RECORD EXTRACTS:
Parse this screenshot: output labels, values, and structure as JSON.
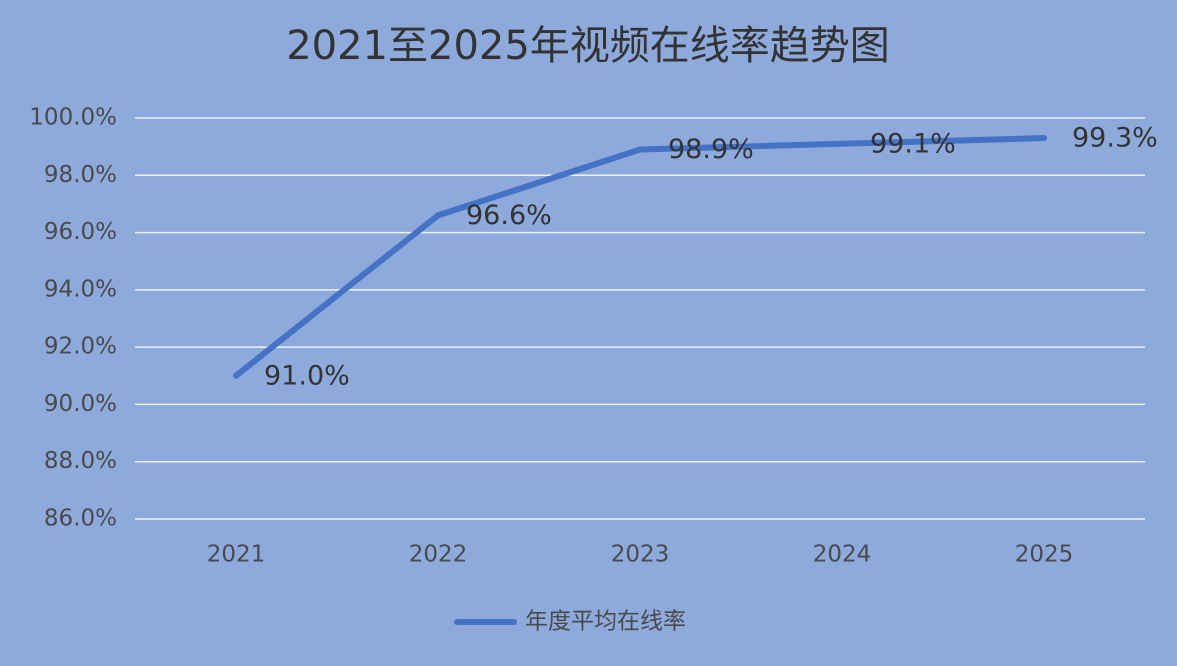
{
  "chart_data": {
    "type": "line",
    "title": "2021至2025年视频在线率趋势图",
    "categories": [
      "2021",
      "2022",
      "2023",
      "2024",
      "2025"
    ],
    "series": [
      {
        "name": "年度平均在线率",
        "color": "#4472c4",
        "values": [
          91.0,
          96.6,
          98.9,
          99.1,
          99.3
        ],
        "value_labels": [
          "91.0%",
          "96.6%",
          "98.9%",
          "99.1%",
          "99.3%"
        ]
      }
    ],
    "ylim": [
      86,
      100
    ],
    "yticks": [
      {
        "value": 86,
        "label": "86.0%"
      },
      {
        "value": 88,
        "label": "88.0%"
      },
      {
        "value": 90,
        "label": "90.0%"
      },
      {
        "value": 92,
        "label": "92.0%"
      },
      {
        "value": 94,
        "label": "94.0%"
      },
      {
        "value": 96,
        "label": "96.0%"
      },
      {
        "value": 98,
        "label": "98.0%"
      },
      {
        "value": 100,
        "label": "100.0%"
      }
    ],
    "grid": true,
    "legend": "bottom"
  }
}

TASK DIRECTIONS: Without the pictures, reproduce every line of the records above exactly.

RESPONSE TO THIS EXERCISE:
Parse this screenshot: output labels, values, and structure as JSON.
{
  "chart_data": {
    "type": "line",
    "title": "2021至2025年视频在线率趋势图",
    "categories": [
      "2021",
      "2022",
      "2023",
      "2024",
      "2025"
    ],
    "series": [
      {
        "name": "年度平均在线率",
        "color": "#4472c4",
        "values": [
          91.0,
          96.6,
          98.9,
          99.1,
          99.3
        ],
        "value_labels": [
          "91.0%",
          "96.6%",
          "98.9%",
          "99.1%",
          "99.3%"
        ]
      }
    ],
    "ylim": [
      86,
      100
    ],
    "yticks": [
      {
        "value": 86,
        "label": "86.0%"
      },
      {
        "value": 88,
        "label": "88.0%"
      },
      {
        "value": 90,
        "label": "90.0%"
      },
      {
        "value": 92,
        "label": "92.0%"
      },
      {
        "value": 94,
        "label": "94.0%"
      },
      {
        "value": 96,
        "label": "96.0%"
      },
      {
        "value": 98,
        "label": "98.0%"
      },
      {
        "value": 100,
        "label": "100.0%"
      }
    ],
    "grid": true,
    "legend": "bottom"
  }
}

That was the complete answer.